## Exercise prompt
Show all lines holding the string "cover".

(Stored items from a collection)
----------
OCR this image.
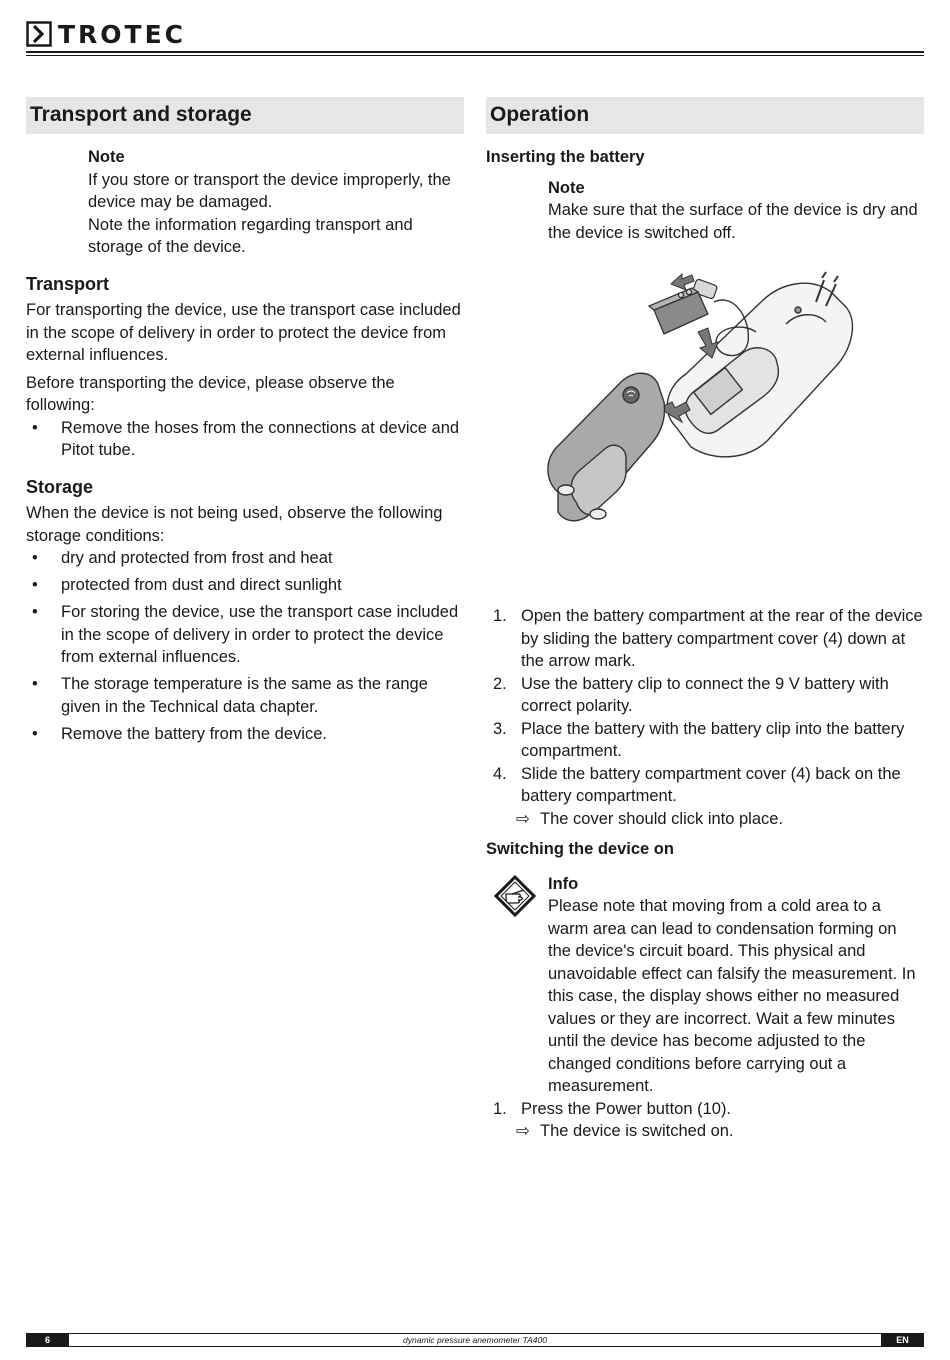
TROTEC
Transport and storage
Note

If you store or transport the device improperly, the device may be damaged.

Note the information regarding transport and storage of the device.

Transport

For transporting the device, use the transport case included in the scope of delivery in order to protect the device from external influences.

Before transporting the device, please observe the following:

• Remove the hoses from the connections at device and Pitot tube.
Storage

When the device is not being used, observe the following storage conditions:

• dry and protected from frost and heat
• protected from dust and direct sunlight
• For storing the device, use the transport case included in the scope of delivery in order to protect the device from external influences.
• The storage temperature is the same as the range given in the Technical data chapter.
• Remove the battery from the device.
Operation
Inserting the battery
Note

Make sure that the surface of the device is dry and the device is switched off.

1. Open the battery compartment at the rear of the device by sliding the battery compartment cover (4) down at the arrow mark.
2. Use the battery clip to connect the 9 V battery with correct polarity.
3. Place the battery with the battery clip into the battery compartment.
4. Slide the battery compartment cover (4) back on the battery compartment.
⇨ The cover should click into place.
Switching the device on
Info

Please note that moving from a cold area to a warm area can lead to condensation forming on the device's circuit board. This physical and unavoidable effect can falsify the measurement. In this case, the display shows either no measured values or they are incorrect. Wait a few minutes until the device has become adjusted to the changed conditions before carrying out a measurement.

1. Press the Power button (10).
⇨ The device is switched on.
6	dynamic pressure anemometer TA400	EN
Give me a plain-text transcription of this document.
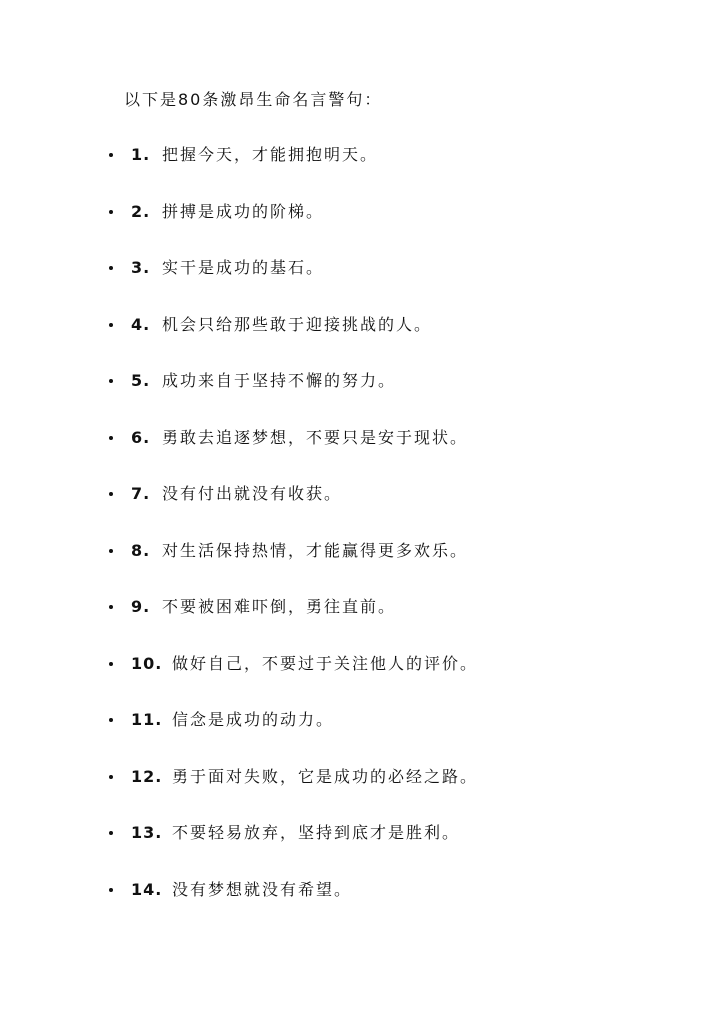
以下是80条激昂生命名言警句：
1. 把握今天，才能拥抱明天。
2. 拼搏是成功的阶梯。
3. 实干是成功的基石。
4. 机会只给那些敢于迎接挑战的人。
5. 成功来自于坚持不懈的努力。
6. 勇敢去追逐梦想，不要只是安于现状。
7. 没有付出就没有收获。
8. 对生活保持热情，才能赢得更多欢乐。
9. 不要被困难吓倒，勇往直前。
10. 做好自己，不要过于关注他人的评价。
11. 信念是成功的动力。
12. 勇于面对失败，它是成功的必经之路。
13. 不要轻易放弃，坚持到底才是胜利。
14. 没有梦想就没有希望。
----------
## Complete output
1. Open the battery compartment at the rear of the device by sliding the battery compartment cover (4) down at the arrow mark.
4. Slide the battery compartment cover (4) back on the battery compartment.
⇨ The cover should click into place.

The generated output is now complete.